### What the exercise asks
Nothing in the data should change when you return it, but leave the pictures out.

○ ○ ○ ○

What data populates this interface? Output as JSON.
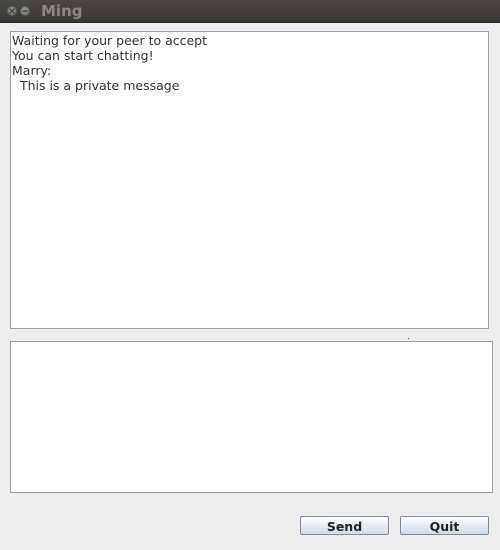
{
  "window": {
    "title": "Ming"
  },
  "chat_log": {
    "lines": [
      "Waiting for your peer to accept",
      "You can start chatting!",
      "Marry:",
      "  This is a private message"
    ]
  },
  "compose": {
    "value": ""
  },
  "buttons": {
    "send_label": "Send",
    "quit_label": "Quit"
  },
  "icons": {
    "close": "close-icon",
    "minimize": "minimize-icon"
  }
}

○ ○ ○ ○

### Solution to the exercise
What data populates this interface? Output as JSON.
{
  "window": {
    "title": "Ming"
  },
  "chat_log": {
    "lines": [
      "Waiting for your peer to accept",
      "You can start chatting!",
      "Marry:",
      "  This is a private message"
    ]
  },
  "compose": {
    "value": ""
  },
  "buttons": {
    "send_label": "Send",
    "quit_label": "Quit"
  },
  "icons": {
    "close": "close-icon",
    "minimize": "minimize-icon"
  }
}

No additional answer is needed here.